## Directions for this task
Examine the material below and count the lines that hold the word "Convert". Report only the number.

## Exercise material
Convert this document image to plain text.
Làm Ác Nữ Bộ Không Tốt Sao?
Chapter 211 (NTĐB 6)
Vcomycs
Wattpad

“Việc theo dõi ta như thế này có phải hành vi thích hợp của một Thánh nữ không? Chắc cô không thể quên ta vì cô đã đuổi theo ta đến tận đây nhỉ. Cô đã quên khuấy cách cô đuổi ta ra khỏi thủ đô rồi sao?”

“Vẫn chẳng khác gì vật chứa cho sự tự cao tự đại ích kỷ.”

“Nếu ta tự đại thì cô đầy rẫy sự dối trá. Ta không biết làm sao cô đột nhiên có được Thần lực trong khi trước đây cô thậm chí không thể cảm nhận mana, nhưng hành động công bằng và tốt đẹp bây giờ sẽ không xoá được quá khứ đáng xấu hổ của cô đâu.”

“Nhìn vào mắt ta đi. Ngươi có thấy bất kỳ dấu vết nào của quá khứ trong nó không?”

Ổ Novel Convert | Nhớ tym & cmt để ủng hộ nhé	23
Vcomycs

## Problem solution
2